Not a good title to the post, but hopefully it'll catch some eyes.
I have a very complex situation in T-SQL that I am unable to accomplish. I'm hoping someone with expertise knows an elegant and fast solution so that my performance is not impacted. I'm dealing with billions of rows.
PREFACE
I have a table called Customers with a unique ID. Those customers have Files, Files have Properties, and each Property Name corresponds to a single Value.
Tables:
The Customer ID is present in all of these tables, as are audit fields such as UpdatedDtm and CreationDtm.
USE CASE
I need to join all customers to their files (filtering for a few) and then tie every file to their properties (again filtering these). This is easy but results in lots of rows, one for each customer x file x property.
I know that the property names will never changes, and I want to return just a select few, so I used a pivot and resulted in a nice table, but it fell apart after I started doing more complex queries.
THE PROBLEM
First, the properties have a DateTime for when they were altered (UpdatedDtm), and I need to return everything altered from 1 hour of the creation date (CreationDtm) in the File table.

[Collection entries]
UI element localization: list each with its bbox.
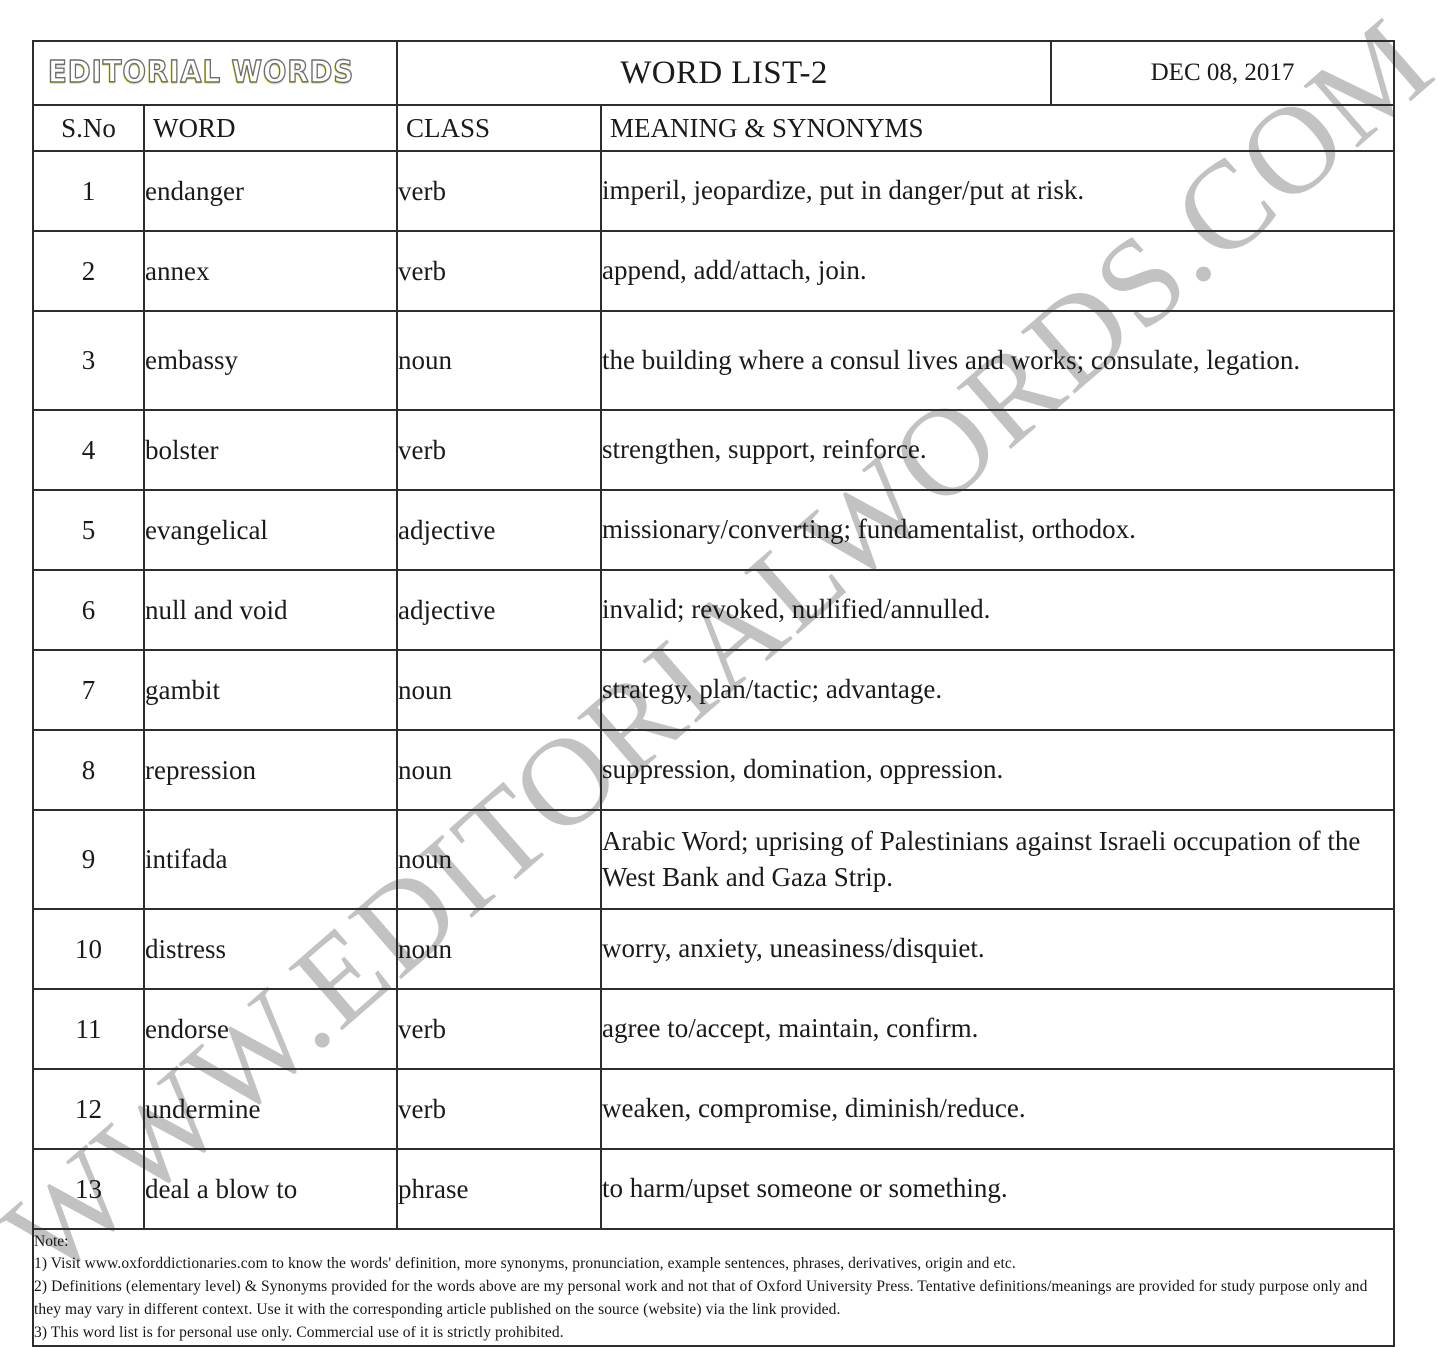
note-item-1: 1) Visit www.oxforddictionaries.com to k… <box>34 1255 1016 1273</box>
column-header-row: S.No WORD CLASS MEANING & SYNONYMS <box>32 104 1395 152</box>
cell-meaning: to harm/upset someone or something. <box>600 1148 1395 1230</box>
cell-sno: 4 <box>32 409 145 491</box>
brand-logo-cell: EDITORIAL WORDS <box>32 40 398 106</box>
cell-sno: 5 <box>32 489 145 571</box>
brand-logo-text: EDITORIAL WORDS <box>47 55 355 90</box>
cell-class: verb <box>396 988 602 1070</box>
cell-class: noun <box>396 729 602 811</box>
table-row: 9 intifada noun Arabic Word; uprising of… <box>32 809 1395 910</box>
note-row: Note: 1) Visit www.oxforddictionaries.co… <box>32 1228 1395 1347</box>
cell-sno: 7 <box>32 649 145 731</box>
cell-word: deal a blow to <box>143 1148 398 1230</box>
cell-word: embassy <box>143 310 398 411</box>
column-header-word: WORD <box>143 104 398 152</box>
cell-meaning: strategy, plan/tactic; advantage. <box>600 649 1395 731</box>
cell-class: verb <box>396 409 602 491</box>
cell-sno: 3 <box>32 310 145 411</box>
cell-sno: 1 <box>32 150 145 232</box>
cell-class: adjective <box>396 569 602 651</box>
cell-word: repression <box>143 729 398 811</box>
note-block: Note: 1) Visit www.oxforddictionaries.co… <box>32 1228 1395 1347</box>
cell-class: phrase <box>396 1148 602 1230</box>
cell-meaning: worry, anxiety, uneasiness/disquiet. <box>600 908 1395 990</box>
note-item-3: 3) This word list is for personal use on… <box>34 1324 564 1342</box>
table-row: 11 endorse verb agree to/accept, maintai… <box>32 988 1395 1070</box>
cell-sno: 6 <box>32 569 145 651</box>
sheet-title: WORD LIST-2 <box>396 40 1052 106</box>
cell-class: noun <box>396 809 602 910</box>
cell-word: annex <box>143 230 398 312</box>
cell-meaning: strengthen, support, reinforce. <box>600 409 1395 491</box>
cell-class: verb <box>396 150 602 232</box>
cell-class: noun <box>396 310 602 411</box>
cell-word: gambit <box>143 649 398 731</box>
cell-word: evangelical <box>143 489 398 571</box>
cell-meaning: missionary/converting; fundamentalist, o… <box>600 489 1395 571</box>
table-row: 4 bolster verb strengthen, support, rein… <box>32 409 1395 491</box>
cell-sno: 12 <box>32 1068 145 1150</box>
cell-meaning: the building where a consul lives and wo… <box>600 310 1395 411</box>
cell-word: intifada <box>143 809 398 910</box>
cell-meaning: imperil, jeopardize, put in danger/put a… <box>600 150 1395 232</box>
masthead-row: EDITORIAL WORDS WORD LIST-2 DEC 08, 2017 <box>32 40 1395 106</box>
table-row: 5 evangelical adjective missionary/conve… <box>32 489 1395 571</box>
word-list-table: EDITORIAL WORDS WORD LIST-2 DEC 08, 2017… <box>32 40 1395 1347</box>
cell-word: endorse <box>143 988 398 1070</box>
cell-sno: 11 <box>32 988 145 1070</box>
cell-word: bolster <box>143 409 398 491</box>
cell-class: noun <box>396 649 602 731</box>
cell-meaning: append, add/attach, join. <box>600 230 1395 312</box>
cell-sno: 8 <box>32 729 145 811</box>
cell-sno: 13 <box>32 1148 145 1230</box>
table-row: 7 gambit noun strategy, plan/tactic; adv… <box>32 649 1395 731</box>
table-row: 13 deal a blow to phrase to harm/upset s… <box>32 1148 1395 1230</box>
sheet-date: DEC 08, 2017 <box>1050 40 1395 106</box>
cell-class: verb <box>396 230 602 312</box>
table-row: 6 null and void adjective invalid; revok… <box>32 569 1395 651</box>
cell-sno: 2 <box>32 230 145 312</box>
word-list-sheet: EDITORIAL WORDS WORD LIST-2 DEC 08, 2017… <box>32 40 1395 1347</box>
cell-sno: 10 <box>32 908 145 990</box>
table-row: 2 annex verb append, add/attach, join. <box>32 230 1395 312</box>
note-heading: Note: <box>34 1233 69 1250</box>
cell-meaning: agree to/accept, maintain, confirm. <box>600 988 1395 1070</box>
table-row: 3 embassy noun the building where a cons… <box>32 310 1395 411</box>
cell-sno: 9 <box>32 809 145 910</box>
cell-word: endanger <box>143 150 398 232</box>
table-row: 1 endanger verb imperil, jeopardize, put… <box>32 150 1395 232</box>
table-row: 8 repression noun suppression, dominatio… <box>32 729 1395 811</box>
column-header-sno: S.No <box>32 104 145 152</box>
column-header-meaning: MEANING & SYNONYMS <box>600 104 1395 152</box>
cell-word: null and void <box>143 569 398 651</box>
cell-word: distress <box>143 908 398 990</box>
cell-class: adjective <box>396 489 602 571</box>
cell-meaning: suppression, domination, oppression. <box>600 729 1395 811</box>
cell-meaning: weaken, compromise, diminish/reduce. <box>600 1068 1395 1150</box>
cell-class: noun <box>396 908 602 990</box>
cell-meaning: Arabic Word; uprising of Palestinians ag… <box>600 809 1395 910</box>
cell-class: verb <box>396 1068 602 1150</box>
column-header-class: CLASS <box>396 104 602 152</box>
table-row: 10 distress noun worry, anxiety, uneasin… <box>32 908 1395 990</box>
note-item-2: 2) Definitions (elementary level) & Syno… <box>34 1278 1368 1319</box>
cell-word: undermine <box>143 1068 398 1150</box>
cell-meaning: invalid; revoked, nullified/annulled. <box>600 569 1395 651</box>
table-row: 12 undermine verb weaken, compromise, di… <box>32 1068 1395 1150</box>
brand-logo: EDITORIAL WORDS <box>34 42 396 104</box>
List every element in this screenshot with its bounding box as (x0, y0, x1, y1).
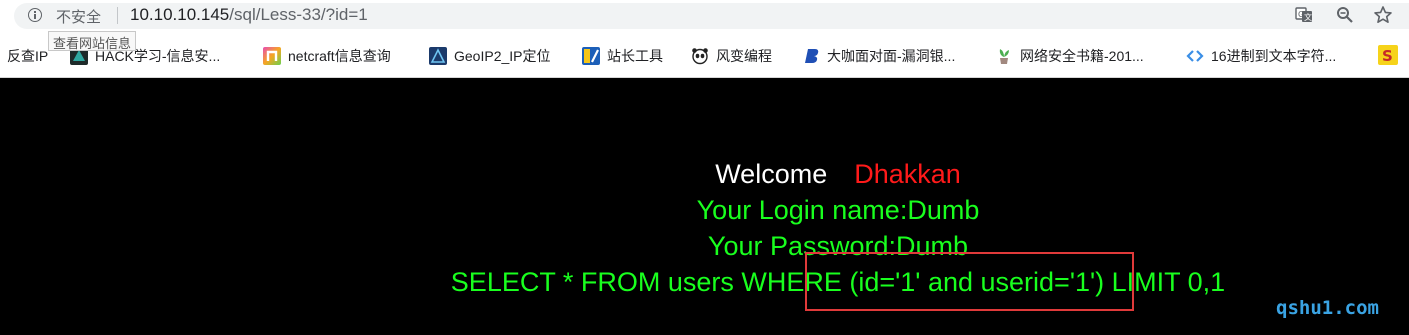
bookmark-label: 16进制到文本字符... (1211, 48, 1337, 64)
bookmark-label: 站长工具 (607, 48, 663, 64)
security-label[interactable]: 不安全 (56, 6, 101, 27)
user-name: Dhakkan (854, 159, 961, 189)
svg-text:S: S (1382, 47, 1393, 65)
zoom-icon[interactable] (1336, 6, 1354, 24)
bugbank-icon (802, 47, 820, 65)
query-highlight-box (805, 252, 1134, 311)
browser-toolbar: 不安全 10.10.10.145/sql/Less-33/?id=1 G 文 查… (0, 0, 1409, 78)
bookmark-label: 大咖面对面-漏洞银... (827, 48, 956, 64)
bookmark-security-books[interactable]: 网络安全书籍-201... (995, 41, 1144, 71)
bookmark-bugbank[interactable]: 大咖面对面-漏洞银... (802, 41, 955, 71)
login-name-line: Your Login name:Dumb (696, 195, 980, 225)
password-line: Your Password:Dumb (707, 231, 969, 261)
site-info-tooltip: 查看网站信息 (48, 31, 137, 51)
watermark: qshu1.com (1276, 297, 1379, 319)
code-icon (1186, 47, 1204, 65)
bookmark-label: 网络安全书籍-201... (1020, 48, 1144, 64)
bookmark-hex-to-text[interactable]: 16进制到文本字符... (1186, 41, 1336, 71)
bookmark-star-icon[interactable] (1373, 5, 1393, 25)
extra-bookmark-icon[interactable]: S (1378, 45, 1398, 65)
bookmark-geoip2[interactable]: GeoIP2_IP定位 (429, 41, 551, 71)
bookmark-label: GeoIP2_IP定位 (454, 48, 551, 64)
site-info-icon[interactable] (28, 8, 42, 22)
url-host[interactable]: 10.10.10.145 (130, 5, 229, 24)
svg-text:文: 文 (1304, 12, 1312, 22)
plant-icon (995, 47, 1013, 65)
bookmark-fengbian[interactable]: 风变编程 (691, 41, 772, 71)
chinaz-icon (582, 47, 600, 65)
bookmark-label: netcraft信息查询 (288, 48, 391, 64)
translate-icon[interactable]: G 文 (1295, 7, 1313, 23)
bookmark-netcraft[interactable]: netcraft信息查询 (263, 41, 391, 71)
page-content: Welcome Dhakkan Your Login name:Dumb Your… (0, 79, 1409, 335)
address-divider (117, 7, 118, 24)
url-path[interactable]: /sql/Less-33/?id=1 (229, 5, 367, 24)
welcome-text: Welcome (715, 159, 828, 189)
bookmark-label: 反查IP (7, 48, 49, 64)
panda-icon (691, 47, 709, 65)
geoip-icon (429, 47, 447, 65)
welcome-line: Welcome Dhakkan (0, 159, 1409, 190)
bookmark-chinaz[interactable]: 站长工具 (582, 41, 663, 71)
sql-query-line: SELECT * FROM users WHERE (id='1' and us… (450, 267, 1226, 297)
bookmark-reverse-ip[interactable]: 反查IP (7, 41, 48, 71)
bookmark-label: 风变编程 (716, 48, 772, 64)
netcraft-icon (263, 47, 281, 65)
url-text[interactable]: 10.10.10.145/sql/Less-33/?id=1 (130, 5, 368, 25)
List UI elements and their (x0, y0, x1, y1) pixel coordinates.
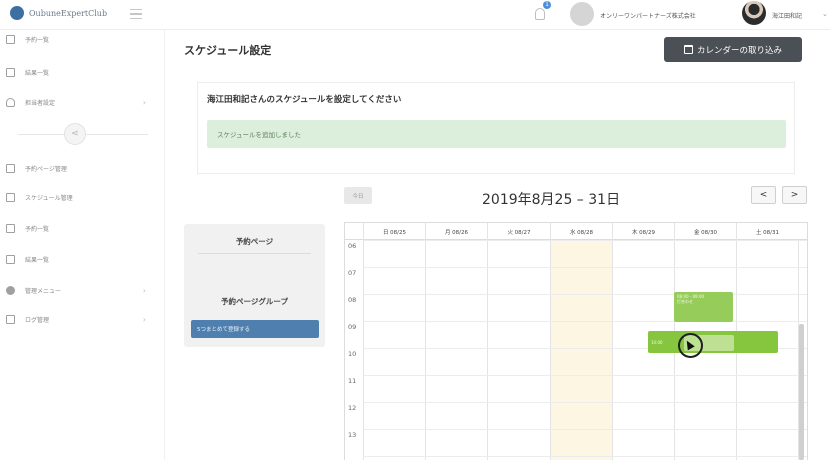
document-icon (6, 254, 15, 264)
brand-logo-icon (10, 6, 24, 20)
calendar-icon (683, 45, 693, 54)
sidebar-item-reservations-2[interactable]: 予約一覧 (6, 221, 156, 235)
sidebar-item-staff-settings[interactable]: 担当者設定 › (6, 95, 156, 109)
sidebar-item-label: 予約一覧 (25, 36, 50, 44)
company-name[interactable]: オンリーワンパートナーズ株式会社 (600, 11, 696, 20)
panel-heading: 海江田和記さんのスケジュールを設定してください (207, 95, 402, 105)
grid-line (363, 240, 807, 241)
hour-label: 09 (348, 323, 357, 331)
grid-line (363, 402, 807, 403)
sidebar-item-label: 担当者設定 (25, 99, 56, 107)
grid-line (363, 240, 364, 460)
prev-week-button[interactable]: < (751, 186, 776, 204)
hour-label: 08 (348, 296, 357, 304)
grid-line (363, 294, 807, 295)
share-icon[interactable]: ⋖ (64, 123, 86, 145)
hour-label: 06 (348, 242, 357, 250)
event-title: 打合わせ (677, 299, 693, 304)
chevron-right-icon: › (142, 314, 146, 324)
bell-icon[interactable] (535, 8, 545, 20)
day-header: 水 08/28 (550, 223, 612, 240)
day-header: 月 08/26 (425, 223, 487, 240)
page-icon (6, 163, 15, 173)
chevron-right-icon: › (142, 285, 146, 295)
grid-line (612, 240, 613, 460)
top-bar: OubuneExpertClub 1 オンリーワンパートナーズ株式会社 海江田和… (0, 0, 830, 30)
grid-line (363, 267, 807, 268)
sidebar-item-schedule[interactable]: スケジュール管理 (6, 190, 156, 204)
person-icon (6, 97, 15, 107)
hour-label: 11 (348, 377, 357, 385)
sidebar-item-label: 管理メニュー (25, 287, 62, 295)
sidebar-item-results-2[interactable]: 結果一覧 (6, 252, 156, 266)
document-icon (6, 67, 15, 77)
day-header: 火 08/27 (487, 223, 550, 240)
sidebar-item-log-management[interactable]: ログ管理 › (6, 312, 156, 326)
success-alert: スケジュールを追加しました (207, 120, 786, 148)
page-title: スケジュール設定 (184, 44, 272, 57)
user-name[interactable]: 海江田和記 (772, 11, 802, 20)
booking-page-card: 予約ページ 予約ページグループ 5つまとめて登録する (184, 224, 325, 347)
grid-line (363, 456, 807, 457)
chevron-down-icon[interactable]: ⌄ (822, 10, 828, 18)
sidebar-item-label: スケジュール管理 (25, 194, 73, 202)
sidebar-item-booking-pages[interactable]: 予約ページ管理 (6, 161, 156, 175)
edit-icon (6, 34, 15, 44)
hour-label: 10 (348, 350, 357, 358)
user-avatar[interactable] (742, 1, 766, 25)
sidebar-item-admin-menu[interactable]: 管理メニュー › (6, 283, 156, 297)
booking-page-title: 予約ページ (235, 237, 274, 246)
import-calendar-button[interactable]: カレンダーの取り込み (664, 37, 802, 62)
grid-line (487, 240, 488, 460)
day-header: 木 08/29 (612, 223, 674, 240)
brand-logo-link[interactable]: OubuneExpertClub (10, 6, 107, 20)
sidebar-item-results[interactable]: 結果一覧 (6, 65, 156, 79)
grid-line (363, 375, 807, 376)
log-icon (6, 314, 15, 324)
today-button[interactable]: 今日 (344, 187, 372, 204)
day-header: 金 08/30 (674, 223, 736, 240)
company-avatar[interactable] (570, 2, 594, 26)
day-header: 日 08/25 (363, 223, 425, 240)
grid-line (550, 240, 551, 460)
edit-icon (6, 223, 15, 233)
brand-name: OubuneExpertClub (29, 8, 108, 18)
bulk-register-button[interactable]: 5つまとめて登録する (191, 320, 319, 338)
chevron-right-icon: › (142, 97, 146, 107)
event-time: 10:00 (651, 339, 663, 345)
calendar-scrollbar[interactable] (799, 324, 804, 460)
today-column (550, 240, 612, 460)
gear-icon (6, 285, 15, 295)
sidebar-item-label: 予約一覧 (25, 225, 50, 233)
calendar-icon (6, 192, 15, 202)
sidebar-item-reservations[interactable]: 予約一覧 (6, 32, 156, 46)
sidebar-item-label: 結果一覧 (25, 256, 50, 264)
hour-label: 07 (348, 269, 357, 277)
sidebar-item-label: 結果一覧 (25, 69, 50, 77)
menu-toggle-icon[interactable] (130, 9, 142, 19)
card-divider (198, 253, 311, 254)
next-week-button[interactable]: > (782, 186, 807, 204)
hour-label: 13 (348, 431, 357, 439)
sidebar-item-label: 予約ページ管理 (25, 165, 67, 173)
booking-page-group-title: 予約ページグループ (221, 297, 288, 306)
hour-label: 12 (348, 404, 357, 412)
schedule-panel: 海江田和記さんのスケジュールを設定してください スケジュールを追加しました (197, 82, 795, 174)
import-calendar-label: カレンダーの取り込み (696, 45, 782, 56)
grid-line (425, 240, 426, 460)
calendar-header: 日 08/25 月 08/26 火 08/27 水 08/28 木 08/29 … (345, 223, 807, 240)
sidebar-item-label: ログ管理 (25, 316, 50, 324)
grid-line (363, 321, 807, 322)
grid-line (363, 429, 807, 430)
day-header: 土 08/31 (736, 223, 798, 240)
calendar-date-range: 2019年8月25 – 31日 (482, 192, 621, 208)
sidebar: 予約一覧 結果一覧 担当者設定 › ⋖ 予約ページ管理 スケジュール管理 予約一… (0, 30, 165, 460)
notification-badge: 1 (543, 1, 551, 9)
calendar-event[interactable]: 08:00 - 09:00 打合わせ (674, 292, 733, 322)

■ Problem
Translate this sentence from the T-SQL forum post into Spanish: "I have a table called Customers with a unique ID." Work only from the forum post.

■ Answer to this problem
Tengo una tabla llamada Customers con un ID único.